Job: Read through the entries below and return each line with the word "color".
::::
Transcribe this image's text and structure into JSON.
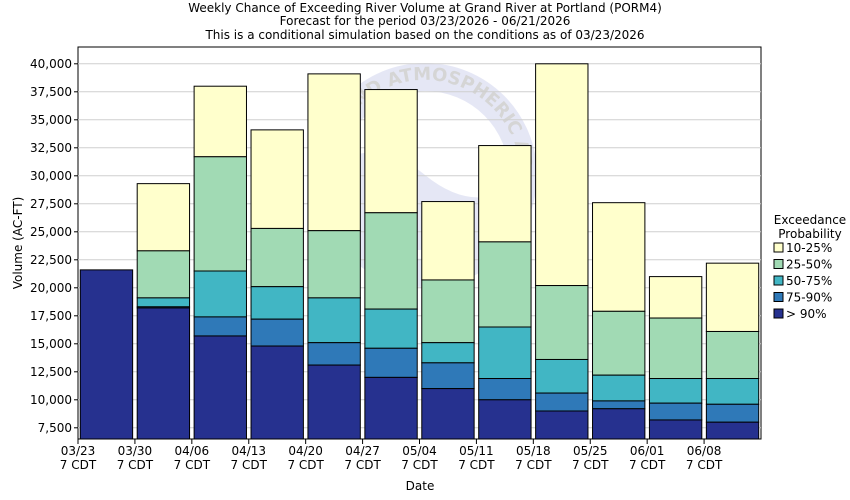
{
  "chart_data": {
    "type": "bar",
    "stacked": true,
    "title": "Weekly Chance of Exceeding River Volume at Grand River at Portland (PORM4)",
    "subtitle1": "Forecast for the period 03/23/2026 - 06/21/2026",
    "subtitle2": "This is a conditional simulation based on the conditions as of 03/23/2026",
    "xlabel": "Date",
    "ylabel": "Volume (AC-FT)",
    "ylim": [
      6500,
      41500
    ],
    "yticks": [
      7500,
      10000,
      12500,
      15000,
      17500,
      20000,
      22500,
      25000,
      27500,
      30000,
      32500,
      35000,
      37500,
      40000
    ],
    "ytick_labels": [
      "7,500",
      "10,000",
      "12,500",
      "15,000",
      "17,500",
      "20,000",
      "22,500",
      "25,000",
      "27,500",
      "30,000",
      "32,500",
      "35,000",
      "37,500",
      "40,000"
    ],
    "categories": [
      {
        "date": "03/23",
        "time": "7 CDT"
      },
      {
        "date": "03/30",
        "time": "7 CDT"
      },
      {
        "date": "04/06",
        "time": "7 CDT"
      },
      {
        "date": "04/13",
        "time": "7 CDT"
      },
      {
        "date": "04/20",
        "time": "7 CDT"
      },
      {
        "date": "04/27",
        "time": "7 CDT"
      },
      {
        "date": "05/04",
        "time": "7 CDT"
      },
      {
        "date": "05/11",
        "time": "7 CDT"
      },
      {
        "date": "05/18",
        "time": "7 CDT"
      },
      {
        "date": "05/25",
        "time": "7 CDT"
      },
      {
        "date": "06/01",
        "time": "7 CDT"
      },
      {
        "date": "06/08",
        "time": "7 CDT"
      }
    ],
    "legend_title_1": "Exceedance",
    "legend_title_2": "Probability",
    "legend_position": "right",
    "grid": true,
    "series": [
      {
        "name": "> 90%",
        "color": "#26318f",
        "top": [
          21600,
          18200,
          15700,
          14800,
          13100,
          12000,
          11000,
          10000,
          9000,
          9200,
          8200,
          8000
        ]
      },
      {
        "name": "75-90%",
        "color": "#2f79b8",
        "top": [
          21600,
          18300,
          17400,
          17200,
          15100,
          14600,
          13300,
          11900,
          10600,
          9900,
          9700,
          9600
        ]
      },
      {
        "name": "50-75%",
        "color": "#41b6c4",
        "top": [
          21600,
          19100,
          21500,
          20100,
          19100,
          18100,
          15100,
          16500,
          13600,
          12200,
          11900,
          11900
        ]
      },
      {
        "name": "25-50%",
        "color": "#a1dab4",
        "top": [
          21600,
          23300,
          31700,
          25300,
          25100,
          26700,
          20700,
          24100,
          20200,
          17900,
          17300,
          16100
        ]
      },
      {
        "name": "10-25%",
        "color": "#ffffcc",
        "top": [
          21600,
          29300,
          38000,
          34100,
          39100,
          37700,
          27700,
          32700,
          40000,
          27600,
          21000,
          22200
        ]
      }
    ],
    "legend_order": [
      "10-25%",
      "25-50%",
      "50-75%",
      "75-90%",
      "> 90%"
    ]
  },
  "watermark": "NATIONAL OCEANIC AND ATMOSPHERIC ADMINISTRATION"
}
::::
Worked solution:
        "color": "#26318f",
        "color": "#2f79b8",
        "color": "#41b6c4",
        "color": "#a1dab4",
        "color": "#ffffcc",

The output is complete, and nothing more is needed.